Every entry below should be printed exactly, without its images.

##### Record excerpts

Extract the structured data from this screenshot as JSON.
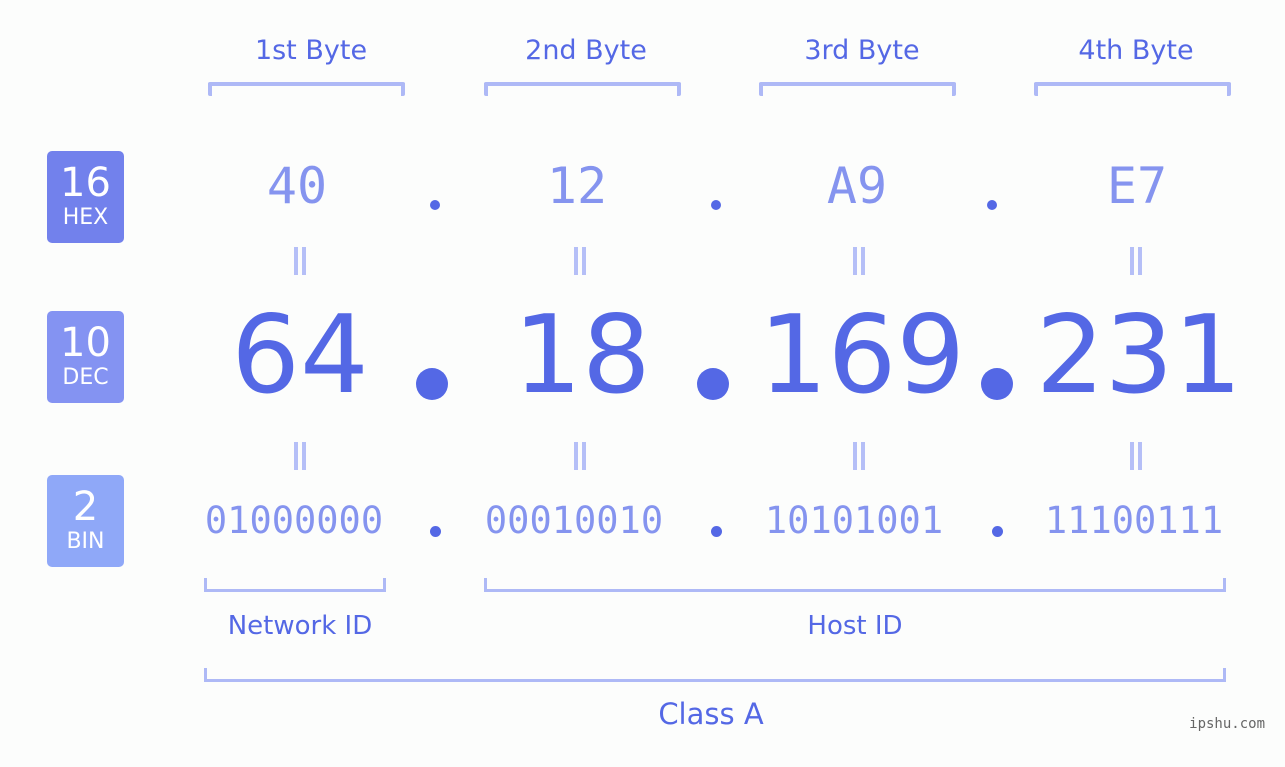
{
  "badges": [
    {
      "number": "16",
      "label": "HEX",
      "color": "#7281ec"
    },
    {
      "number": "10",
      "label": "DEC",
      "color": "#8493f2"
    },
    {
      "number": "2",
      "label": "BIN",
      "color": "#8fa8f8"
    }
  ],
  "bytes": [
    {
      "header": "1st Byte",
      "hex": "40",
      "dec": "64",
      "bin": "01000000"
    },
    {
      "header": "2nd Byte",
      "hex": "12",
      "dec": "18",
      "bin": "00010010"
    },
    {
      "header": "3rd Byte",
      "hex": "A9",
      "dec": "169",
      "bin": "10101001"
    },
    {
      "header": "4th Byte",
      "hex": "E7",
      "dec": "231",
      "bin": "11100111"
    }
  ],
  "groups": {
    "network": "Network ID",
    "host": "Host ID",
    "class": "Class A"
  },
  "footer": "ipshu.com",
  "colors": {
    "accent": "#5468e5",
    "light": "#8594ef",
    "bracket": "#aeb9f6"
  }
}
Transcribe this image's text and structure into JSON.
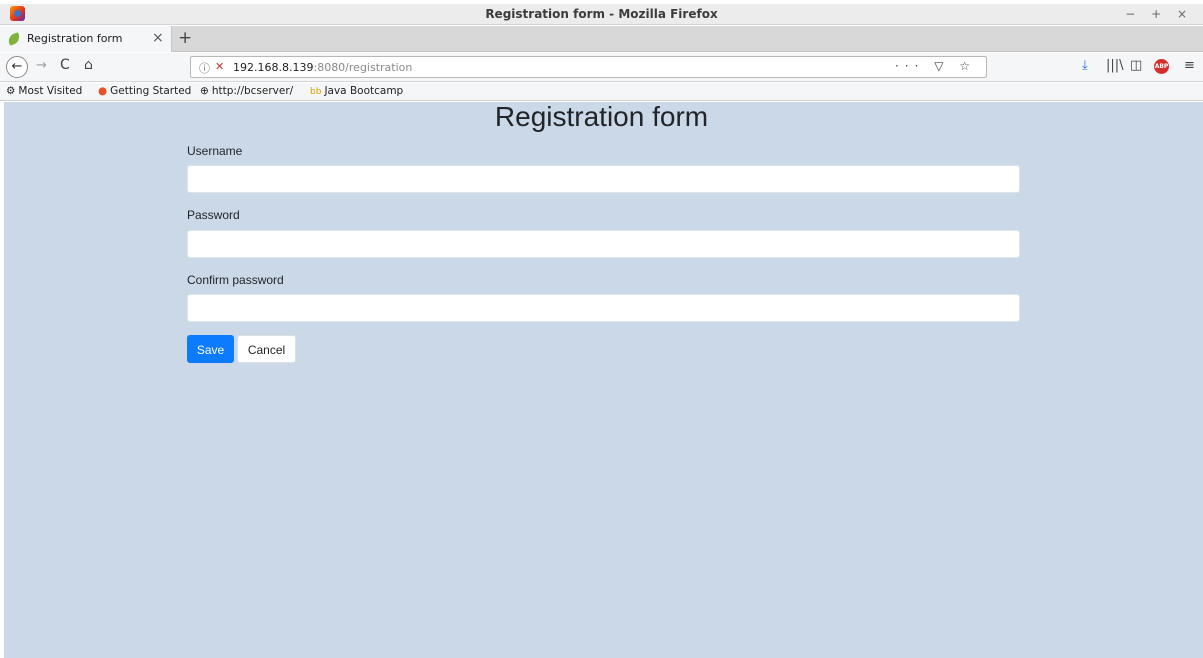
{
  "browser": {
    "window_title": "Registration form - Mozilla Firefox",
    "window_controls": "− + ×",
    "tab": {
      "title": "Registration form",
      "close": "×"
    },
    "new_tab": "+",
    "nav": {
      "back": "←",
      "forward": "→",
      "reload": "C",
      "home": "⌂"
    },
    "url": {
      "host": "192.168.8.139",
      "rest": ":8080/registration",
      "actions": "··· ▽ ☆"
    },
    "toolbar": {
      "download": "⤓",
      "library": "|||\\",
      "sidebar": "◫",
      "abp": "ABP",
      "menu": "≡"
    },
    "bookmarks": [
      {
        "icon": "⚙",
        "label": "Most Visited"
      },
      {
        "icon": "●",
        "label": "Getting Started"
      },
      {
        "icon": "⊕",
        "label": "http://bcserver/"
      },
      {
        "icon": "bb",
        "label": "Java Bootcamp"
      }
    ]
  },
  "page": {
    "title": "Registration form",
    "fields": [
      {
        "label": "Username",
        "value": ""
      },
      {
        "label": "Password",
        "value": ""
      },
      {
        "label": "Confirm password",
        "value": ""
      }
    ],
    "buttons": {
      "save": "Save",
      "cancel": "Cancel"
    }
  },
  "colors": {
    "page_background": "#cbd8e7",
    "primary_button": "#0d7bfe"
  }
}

##########

Final answer:
Extract the structured data from this screenshot as JSON.
{
  "badges": [
    {
      "number": "16",
      "label": "HEX",
      "color": "#7281ec"
    },
    {
      "number": "10",
      "label": "DEC",
      "color": "#8493f2"
    },
    {
      "number": "2",
      "label": "BIN",
      "color": "#8fa8f8"
    }
  ],
  "bytes": [
    {
      "header": "1st Byte",
      "hex": "40",
      "dec": "64",
      "bin": "01000000"
    },
    {
      "header": "2nd Byte",
      "hex": "12",
      "dec": "18",
      "bin": "00010010"
    },
    {
      "header": "3rd Byte",
      "hex": "A9",
      "dec": "169",
      "bin": "10101001"
    },
    {
      "header": "4th Byte",
      "hex": "E7",
      "dec": "231",
      "bin": "11100111"
    }
  ],
  "groups": {
    "network": "Network ID",
    "host": "Host ID",
    "class": "Class A"
  },
  "footer": "ipshu.com",
  "colors": {
    "accent": "#5468e5",
    "light": "#8594ef",
    "bracket": "#aeb9f6"
  }
}
Transcribe this image's text and structure into JSON.
{
  "browser": {
    "window_title": "Registration form - Mozilla Firefox",
    "window_controls": "− + ×",
    "tab": {
      "title": "Registration form",
      "close": "×"
    },
    "new_tab": "+",
    "nav": {
      "back": "←",
      "forward": "→",
      "reload": "C",
      "home": "⌂"
    },
    "url": {
      "host": "192.168.8.139",
      "rest": ":8080/registration",
      "actions": "··· ▽ ☆"
    },
    "toolbar": {
      "download": "⤓",
      "library": "|||\\",
      "sidebar": "◫",
      "abp": "ABP",
      "menu": "≡"
    },
    "bookmarks": [
      {
        "icon": "⚙",
        "label": "Most Visited"
      },
      {
        "icon": "●",
        "label": "Getting Started"
      },
      {
        "icon": "⊕",
        "label": "http://bcserver/"
      },
      {
        "icon": "bb",
        "label": "Java Bootcamp"
      }
    ]
  },
  "page": {
    "title": "Registration form",
    "fields": [
      {
        "label": "Username",
        "value": ""
      },
      {
        "label": "Password",
        "value": ""
      },
      {
        "label": "Confirm password",
        "value": ""
      }
    ],
    "buttons": {
      "save": "Save",
      "cancel": "Cancel"
    }
  },
  "colors": {
    "page_background": "#cbd8e7",
    "primary_button": "#0d7bfe"
  }
}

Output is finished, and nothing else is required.